- **Aufgabe a**: Welche beiden Bände der Gesamtausgabe sind laut dem Text über Georg Simmel zuletzt erschienen?

Georg Simmel, der in den achtziger Jahren vor allem durch Klaus Wagenbachs Verdienst eine kleine Renaissance erlebte, bekommt nun endlich eine sorgfältig edierte Gesamtausgabe. Zuletzt sind die Bände 7 und 10 erschienen, von denen ich vor allem den ersten zur Anschaffung empfehle, denn er enthält einige grundlegende Essays des immer noch am meisten unterschätzten Denkers auf der Schwelle vom 19. zu unserem Jahrhundert. Die Aufsätze sind hier erstmals chronologisch versammelt, was ganz nebenbei einen Einblick in die geistige Entwicklung Simmels zwischen seinen philosophischen und soziologischen Hauptwerken, der „Philosophie des Geldes“ (1900) und der „Soziologie“ (1908) erlaubt.

- **Aufgabe b**: Gib die Einträge vom Anfang bis einschließlich der Zeile mit „bookmarks-icon[interactable]: ⊞ [389, 682, 404, 703]“ wortgetreu wieder.

- **Gegebene Einträge**:
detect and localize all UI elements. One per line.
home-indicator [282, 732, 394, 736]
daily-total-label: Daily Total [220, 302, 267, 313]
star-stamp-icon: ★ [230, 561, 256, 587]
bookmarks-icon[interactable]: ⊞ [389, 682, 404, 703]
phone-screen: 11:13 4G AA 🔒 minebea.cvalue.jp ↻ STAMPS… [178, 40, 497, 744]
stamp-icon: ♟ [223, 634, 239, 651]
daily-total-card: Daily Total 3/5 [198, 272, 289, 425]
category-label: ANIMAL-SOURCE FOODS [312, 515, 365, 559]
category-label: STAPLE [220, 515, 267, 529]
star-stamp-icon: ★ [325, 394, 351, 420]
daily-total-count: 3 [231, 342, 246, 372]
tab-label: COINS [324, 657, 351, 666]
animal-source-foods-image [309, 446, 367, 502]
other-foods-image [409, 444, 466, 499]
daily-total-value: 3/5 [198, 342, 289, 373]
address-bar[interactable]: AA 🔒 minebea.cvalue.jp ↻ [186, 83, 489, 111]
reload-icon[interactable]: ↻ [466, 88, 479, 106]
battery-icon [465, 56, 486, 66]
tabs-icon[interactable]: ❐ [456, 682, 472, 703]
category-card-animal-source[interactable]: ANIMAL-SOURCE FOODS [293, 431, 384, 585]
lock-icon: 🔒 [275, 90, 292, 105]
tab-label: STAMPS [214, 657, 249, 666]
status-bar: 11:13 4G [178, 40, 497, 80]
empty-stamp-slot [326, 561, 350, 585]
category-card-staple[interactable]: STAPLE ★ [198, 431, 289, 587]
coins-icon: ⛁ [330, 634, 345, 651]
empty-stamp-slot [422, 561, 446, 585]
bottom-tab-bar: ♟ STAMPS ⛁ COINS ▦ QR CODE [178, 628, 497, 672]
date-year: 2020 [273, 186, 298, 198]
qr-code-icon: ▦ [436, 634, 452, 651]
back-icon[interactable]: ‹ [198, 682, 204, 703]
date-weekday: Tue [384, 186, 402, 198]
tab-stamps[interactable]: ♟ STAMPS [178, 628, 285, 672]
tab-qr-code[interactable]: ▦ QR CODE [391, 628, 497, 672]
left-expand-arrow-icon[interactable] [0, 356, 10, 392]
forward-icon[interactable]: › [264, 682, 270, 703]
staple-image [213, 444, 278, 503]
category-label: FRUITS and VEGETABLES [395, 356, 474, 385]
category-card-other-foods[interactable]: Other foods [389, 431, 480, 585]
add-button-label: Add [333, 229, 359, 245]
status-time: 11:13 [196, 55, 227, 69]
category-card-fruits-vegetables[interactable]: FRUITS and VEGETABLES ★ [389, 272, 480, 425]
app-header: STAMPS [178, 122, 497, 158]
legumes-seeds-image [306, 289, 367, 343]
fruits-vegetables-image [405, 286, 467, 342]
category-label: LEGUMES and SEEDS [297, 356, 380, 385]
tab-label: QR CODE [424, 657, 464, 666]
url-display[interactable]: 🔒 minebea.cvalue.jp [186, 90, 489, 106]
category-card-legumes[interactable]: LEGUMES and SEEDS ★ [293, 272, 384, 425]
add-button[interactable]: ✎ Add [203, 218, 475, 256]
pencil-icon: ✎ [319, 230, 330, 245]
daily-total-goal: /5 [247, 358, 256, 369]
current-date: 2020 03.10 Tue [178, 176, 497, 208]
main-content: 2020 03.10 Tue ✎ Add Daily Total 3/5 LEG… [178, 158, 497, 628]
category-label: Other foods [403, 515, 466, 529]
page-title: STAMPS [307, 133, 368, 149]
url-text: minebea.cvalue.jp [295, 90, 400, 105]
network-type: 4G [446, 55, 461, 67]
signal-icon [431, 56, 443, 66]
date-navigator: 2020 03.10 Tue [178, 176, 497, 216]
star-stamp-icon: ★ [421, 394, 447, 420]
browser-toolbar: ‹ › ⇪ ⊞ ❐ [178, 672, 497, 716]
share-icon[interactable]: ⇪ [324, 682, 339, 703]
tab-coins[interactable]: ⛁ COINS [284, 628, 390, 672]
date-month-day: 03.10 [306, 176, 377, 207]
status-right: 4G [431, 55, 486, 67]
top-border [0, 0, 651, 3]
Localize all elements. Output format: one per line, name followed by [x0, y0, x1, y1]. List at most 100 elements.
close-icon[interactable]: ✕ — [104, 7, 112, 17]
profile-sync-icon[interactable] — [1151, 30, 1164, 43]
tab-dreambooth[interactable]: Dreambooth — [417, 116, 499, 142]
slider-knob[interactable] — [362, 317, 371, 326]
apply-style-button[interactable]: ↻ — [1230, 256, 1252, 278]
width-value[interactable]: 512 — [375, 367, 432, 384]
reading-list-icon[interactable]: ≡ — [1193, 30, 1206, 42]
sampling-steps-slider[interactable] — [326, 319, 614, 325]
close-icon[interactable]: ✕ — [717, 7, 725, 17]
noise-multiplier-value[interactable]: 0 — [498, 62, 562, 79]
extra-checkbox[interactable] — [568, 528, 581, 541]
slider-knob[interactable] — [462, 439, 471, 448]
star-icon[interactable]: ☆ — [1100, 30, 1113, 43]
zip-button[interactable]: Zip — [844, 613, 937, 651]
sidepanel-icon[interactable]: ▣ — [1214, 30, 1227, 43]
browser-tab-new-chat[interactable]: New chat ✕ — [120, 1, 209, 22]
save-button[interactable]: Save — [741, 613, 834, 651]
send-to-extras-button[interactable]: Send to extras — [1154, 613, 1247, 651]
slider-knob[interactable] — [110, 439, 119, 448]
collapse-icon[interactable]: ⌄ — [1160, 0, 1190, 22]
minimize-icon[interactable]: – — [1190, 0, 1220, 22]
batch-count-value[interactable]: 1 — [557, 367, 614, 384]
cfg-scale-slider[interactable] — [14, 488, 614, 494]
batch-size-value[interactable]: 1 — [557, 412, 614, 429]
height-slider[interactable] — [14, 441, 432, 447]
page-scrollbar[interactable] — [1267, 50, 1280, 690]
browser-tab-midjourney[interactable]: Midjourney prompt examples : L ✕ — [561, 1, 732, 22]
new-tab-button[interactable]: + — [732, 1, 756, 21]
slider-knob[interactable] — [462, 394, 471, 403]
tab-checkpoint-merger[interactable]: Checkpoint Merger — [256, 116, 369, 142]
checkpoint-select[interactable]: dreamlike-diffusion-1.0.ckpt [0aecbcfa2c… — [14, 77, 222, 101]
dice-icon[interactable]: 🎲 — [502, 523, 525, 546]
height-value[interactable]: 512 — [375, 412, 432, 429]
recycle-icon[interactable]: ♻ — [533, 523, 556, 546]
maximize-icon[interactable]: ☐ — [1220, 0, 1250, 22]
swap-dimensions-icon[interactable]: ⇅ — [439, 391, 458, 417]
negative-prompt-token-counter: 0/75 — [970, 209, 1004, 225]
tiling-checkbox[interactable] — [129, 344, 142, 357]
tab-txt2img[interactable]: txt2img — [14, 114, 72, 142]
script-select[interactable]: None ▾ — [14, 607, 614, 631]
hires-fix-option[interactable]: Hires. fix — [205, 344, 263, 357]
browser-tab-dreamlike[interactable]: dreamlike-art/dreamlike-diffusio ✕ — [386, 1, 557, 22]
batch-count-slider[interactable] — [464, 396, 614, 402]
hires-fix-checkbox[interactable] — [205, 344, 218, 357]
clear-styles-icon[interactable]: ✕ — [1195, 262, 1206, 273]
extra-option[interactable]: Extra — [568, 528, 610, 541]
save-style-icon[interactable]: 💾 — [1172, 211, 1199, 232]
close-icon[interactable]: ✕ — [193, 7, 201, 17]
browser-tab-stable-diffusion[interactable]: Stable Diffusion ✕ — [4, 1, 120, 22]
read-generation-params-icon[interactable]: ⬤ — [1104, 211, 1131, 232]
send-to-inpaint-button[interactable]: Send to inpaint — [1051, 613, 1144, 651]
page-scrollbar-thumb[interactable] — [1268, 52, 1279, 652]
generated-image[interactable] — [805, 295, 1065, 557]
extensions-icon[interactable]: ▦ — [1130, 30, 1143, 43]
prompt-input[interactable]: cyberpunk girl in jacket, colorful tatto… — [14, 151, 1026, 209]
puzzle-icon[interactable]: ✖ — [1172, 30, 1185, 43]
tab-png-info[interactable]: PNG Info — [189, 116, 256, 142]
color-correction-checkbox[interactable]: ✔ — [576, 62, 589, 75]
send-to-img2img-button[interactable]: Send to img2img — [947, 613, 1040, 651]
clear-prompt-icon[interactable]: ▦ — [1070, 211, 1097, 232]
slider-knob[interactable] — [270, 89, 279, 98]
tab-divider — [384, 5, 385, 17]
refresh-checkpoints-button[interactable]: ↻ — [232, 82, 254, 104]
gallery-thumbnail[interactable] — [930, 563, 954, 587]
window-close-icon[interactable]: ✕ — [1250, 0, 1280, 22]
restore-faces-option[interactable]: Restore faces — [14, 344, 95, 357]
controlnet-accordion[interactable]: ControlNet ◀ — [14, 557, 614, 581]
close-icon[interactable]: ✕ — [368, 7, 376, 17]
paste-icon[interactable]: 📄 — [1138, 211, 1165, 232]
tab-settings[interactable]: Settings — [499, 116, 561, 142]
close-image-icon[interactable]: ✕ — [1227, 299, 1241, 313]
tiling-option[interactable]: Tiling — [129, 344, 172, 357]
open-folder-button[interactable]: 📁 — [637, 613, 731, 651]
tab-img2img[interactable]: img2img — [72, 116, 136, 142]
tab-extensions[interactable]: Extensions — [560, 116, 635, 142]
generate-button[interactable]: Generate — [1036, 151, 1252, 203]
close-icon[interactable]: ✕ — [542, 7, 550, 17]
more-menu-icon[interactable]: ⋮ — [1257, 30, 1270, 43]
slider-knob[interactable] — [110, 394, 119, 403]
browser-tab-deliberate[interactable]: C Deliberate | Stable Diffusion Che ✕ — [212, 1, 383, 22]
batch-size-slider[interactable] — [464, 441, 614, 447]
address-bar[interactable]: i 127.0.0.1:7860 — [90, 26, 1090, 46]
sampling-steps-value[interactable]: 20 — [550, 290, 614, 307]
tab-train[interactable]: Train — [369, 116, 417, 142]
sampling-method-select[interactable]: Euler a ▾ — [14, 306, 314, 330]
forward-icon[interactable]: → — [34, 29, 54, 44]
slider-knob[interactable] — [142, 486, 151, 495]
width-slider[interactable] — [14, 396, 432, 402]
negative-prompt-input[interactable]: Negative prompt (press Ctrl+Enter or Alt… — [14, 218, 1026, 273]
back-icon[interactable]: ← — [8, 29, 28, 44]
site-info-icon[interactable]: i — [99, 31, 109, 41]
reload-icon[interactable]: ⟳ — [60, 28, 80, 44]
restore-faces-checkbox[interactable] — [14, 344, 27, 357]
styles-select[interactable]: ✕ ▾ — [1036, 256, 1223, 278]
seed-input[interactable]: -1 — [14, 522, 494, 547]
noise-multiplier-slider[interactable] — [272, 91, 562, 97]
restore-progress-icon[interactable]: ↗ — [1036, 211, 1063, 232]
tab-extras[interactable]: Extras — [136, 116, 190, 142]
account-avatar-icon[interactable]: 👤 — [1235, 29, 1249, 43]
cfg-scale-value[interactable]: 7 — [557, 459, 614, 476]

- **Richtige Antwort a**: Die Bände 7 und 10.

- **Richtige Antwort b**:
detect and localize all UI elements. One per line.
home-indicator [282, 732, 394, 736]
daily-total-label: Daily Total [220, 302, 267, 313]
star-stamp-icon: ★ [230, 561, 256, 587]
bookmarks-icon[interactable]: ⊞ [389, 682, 404, 703]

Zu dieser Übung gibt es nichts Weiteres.